Aim of the exercise: Output all the entries word for word. Omit the pictures.

Supplied information:
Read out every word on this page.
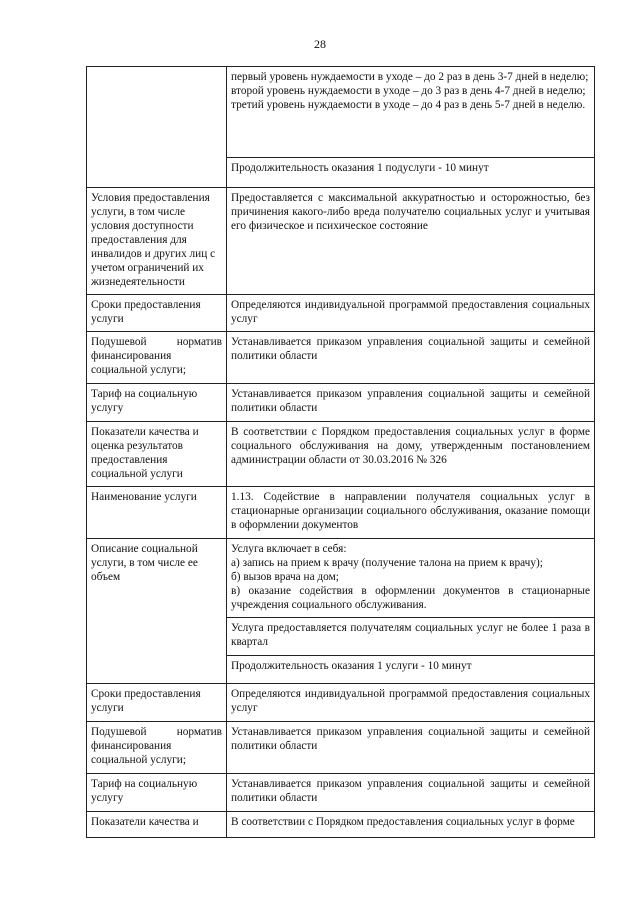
28

	первый уровень нуждаемости в уходе – до 2 раз в день 3-7 дней в неделю;

второй уровень нуждаемости в уходе – до 3 раз в день 4-7 дней в неделю;

третий уровень нуждаемости в уходе – до 4 раз в день 5-7 дней в неделю.

	Продолжительность оказания 1 подуслуги - 10 минут

Условия предоставления услуги, в том числе условия доступности предоставления для инвалидов и других лиц с учетом ограничений их жизнедеятельности	Предоставляется с максимальной аккуратностью и осторожностью, без причинения какого-либо вреда получателю социальных услуг и учитывая его физическое и психическое состояние

Сроки предоставления услуги	Определяются индивидуальной программой предоставления социальных услуг

Подушевой норматив финансирования социальной услуги;	Устанавливается приказом управления социальной защиты и семейной политики области

Тариф на социальную услугу	Устанавливается приказом управления социальной защиты и семейной политики области

Показатели качества и оценка результатов предоставления социальной услуги	В соответствии с Порядком предоставления социальных услуг в форме социального обслуживания на дому, утвержденным постановлением администрации области от 30.03.2016 № 326

Наименование услуги	1.13. Содействие в направлении получателя социальных услуг в стационарные организации социального обслуживания, оказание помощи в оформлении документов

Описание социальной услуги, в том числе ее объем	Услуга включает в себя:

а) запись на прием к врачу (получение талона на прием к врачу);

б) вызов врача на дом;

в) оказание содействия в оформлении документов в стационарные учреждения социального обслуживания.

	Услуга предоставляется получателям социальных услуг не более 1 раза в квартал

	Продолжительность оказания 1 услуги - 10 минут

Сроки предоставления услуги	Определяются индивидуальной программой предоставления социальных услуг

Подушевой норматив финансирования социальной услуги;	Устанавливается приказом управления социальной защиты и семейной политики области

Тариф на социальную услугу	Устанавливается приказом управления социальной защиты и семейной политики области

Показатели качества и	В соответствии с Порядком предоставления социальных услуг в форме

Expected answer:
Read out every word on this page.
28

	первый уровень нуждаемости в уходе – до 2 раз в день 3-7 дней в неделю;

второй уровень нуждаемости в уходе – до 3 раз в день 4-7 дней в неделю;

третий уровень нуждаемости в уходе – до 4 раз в день 5-7 дней в неделю.

	Продолжительность оказания 1 подуслуги - 10 минут

Условия предоставления услуги, в том числе условия доступности предоставления для инвалидов и других лиц с учетом ограничений их жизнедеятельности	Предоставляется с максимальной аккуратностью и осторожностью, без причинения какого-либо вреда получателю социальных услуг и учитывая его физическое и психическое состояние

Сроки предоставления услуги	Определяются индивидуальной программой предоставления социальных услуг

Подушевой норматив финансирования социальной услуги;	Устанавливается приказом управления социальной защиты и семейной политики области

Тариф на социальную услугу	Устанавливается приказом управления социальной защиты и семейной политики области

Показатели качества и оценка результатов предоставления социальной услуги	В соответствии с Порядком предоставления социальных услуг в форме социального обслуживания на дому, утвержденным постановлением администрации области от 30.03.2016 № 326

Наименование услуги	1.13. Содействие в направлении получателя социальных услуг в стационарные организации социального обслуживания, оказание помощи в оформлении документов

Описание социальной услуги, в том числе ее объем	Услуга включает в себя:

а) запись на прием к врачу (получение талона на прием к врачу);

б) вызов врача на дом;

в) оказание содействия в оформлении документов в стационарные учреждения социального обслуживания.

	Услуга предоставляется получателям социальных услуг не более 1 раза в квартал

	Продолжительность оказания 1 услуги - 10 минут

Сроки предоставления услуги	Определяются индивидуальной программой предоставления социальных услуг

Подушевой норматив финансирования социальной услуги;	Устанавливается приказом управления социальной защиты и семейной политики области

Тариф на социальную услугу	Устанавливается приказом управления социальной защиты и семейной политики области

Показатели качества и	В соответствии с Порядком предоставления социальных услуг в форме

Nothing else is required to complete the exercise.